Records from a collection
———
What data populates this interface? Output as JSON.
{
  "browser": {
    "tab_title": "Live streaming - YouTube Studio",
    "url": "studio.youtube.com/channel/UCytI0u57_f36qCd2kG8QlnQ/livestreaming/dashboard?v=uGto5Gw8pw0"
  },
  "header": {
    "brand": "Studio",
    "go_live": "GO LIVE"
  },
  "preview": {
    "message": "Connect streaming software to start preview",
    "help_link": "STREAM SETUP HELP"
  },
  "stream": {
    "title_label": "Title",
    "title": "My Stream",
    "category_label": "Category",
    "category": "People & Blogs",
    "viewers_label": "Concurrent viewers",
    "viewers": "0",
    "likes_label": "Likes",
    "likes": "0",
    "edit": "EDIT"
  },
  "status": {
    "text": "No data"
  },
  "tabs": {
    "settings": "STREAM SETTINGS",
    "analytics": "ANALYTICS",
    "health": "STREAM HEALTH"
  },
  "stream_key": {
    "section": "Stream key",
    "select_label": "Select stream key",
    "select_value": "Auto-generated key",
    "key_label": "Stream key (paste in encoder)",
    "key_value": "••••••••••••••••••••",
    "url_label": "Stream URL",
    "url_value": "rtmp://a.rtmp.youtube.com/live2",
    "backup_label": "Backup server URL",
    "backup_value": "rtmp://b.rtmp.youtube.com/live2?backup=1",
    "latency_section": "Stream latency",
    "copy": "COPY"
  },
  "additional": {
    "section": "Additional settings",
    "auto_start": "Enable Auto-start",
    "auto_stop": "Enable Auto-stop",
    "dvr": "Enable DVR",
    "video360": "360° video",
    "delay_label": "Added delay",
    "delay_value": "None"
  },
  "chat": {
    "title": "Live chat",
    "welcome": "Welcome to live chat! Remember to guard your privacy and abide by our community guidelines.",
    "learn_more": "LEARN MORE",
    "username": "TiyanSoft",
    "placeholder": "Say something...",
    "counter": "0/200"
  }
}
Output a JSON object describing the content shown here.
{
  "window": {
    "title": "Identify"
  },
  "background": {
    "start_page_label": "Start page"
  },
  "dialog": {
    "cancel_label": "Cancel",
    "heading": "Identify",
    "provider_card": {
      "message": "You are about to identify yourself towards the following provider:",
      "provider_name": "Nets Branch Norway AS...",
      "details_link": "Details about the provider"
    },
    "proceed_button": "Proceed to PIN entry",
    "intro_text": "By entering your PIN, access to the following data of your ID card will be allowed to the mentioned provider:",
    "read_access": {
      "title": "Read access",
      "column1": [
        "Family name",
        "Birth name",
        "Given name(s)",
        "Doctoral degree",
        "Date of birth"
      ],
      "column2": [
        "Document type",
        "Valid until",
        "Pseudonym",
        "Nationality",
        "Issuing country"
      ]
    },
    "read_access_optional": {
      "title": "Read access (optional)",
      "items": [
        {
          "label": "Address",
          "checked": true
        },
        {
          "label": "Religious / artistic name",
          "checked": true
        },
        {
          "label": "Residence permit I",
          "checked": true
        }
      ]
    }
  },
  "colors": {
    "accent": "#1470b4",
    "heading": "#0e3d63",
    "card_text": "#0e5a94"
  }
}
———
WHAT IS NEEDED — Return, word for word, every line from the line with "Output a JSON" to the final line of the data.

EXPECTED ANSWER —
Output a JSON object describing the content shown here.
{
  "window": {
    "title": "Identify"
  },
  "background": {
    "start_page_label": "Start page"
  },
  "dialog": {
    "cancel_label": "Cancel",
    "heading": "Identify",
    "provider_card": {
      "message": "You are about to identify yourself towards the following provider:",
      "provider_name": "Nets Branch Norway AS...",
      "details_link": "Details about the provider"
    },
    "proceed_button": "Proceed to PIN entry",
    "intro_text": "By entering your PIN, access to the following data of your ID card will be allowed to the mentioned provider:",
    "read_access": {
      "title": "Read access",
      "column1": [
        "Family name",
        "Birth name",
        "Given name(s)",
        "Doctoral degree",
        "Date of birth"
      ],
      "column2": [
        "Document type",
        "Valid until",
        "Pseudonym",
        "Nationality",
        "Issuing country"
      ]
    },
    "read_access_optional": {
      "title": "Read access (optional)",
      "items": [
        {
          "label": "Address",
          "checked": true
        },
        {
          "label": "Religious / artistic name",
          "checked": true
        },
        {
          "label": "Residence permit I",
          "checked": true
        }
      ]
    }
  },
  "colors": {
    "accent": "#1470b4",
    "heading": "#0e3d63",
    "card_text": "#0e5a94"
  }
}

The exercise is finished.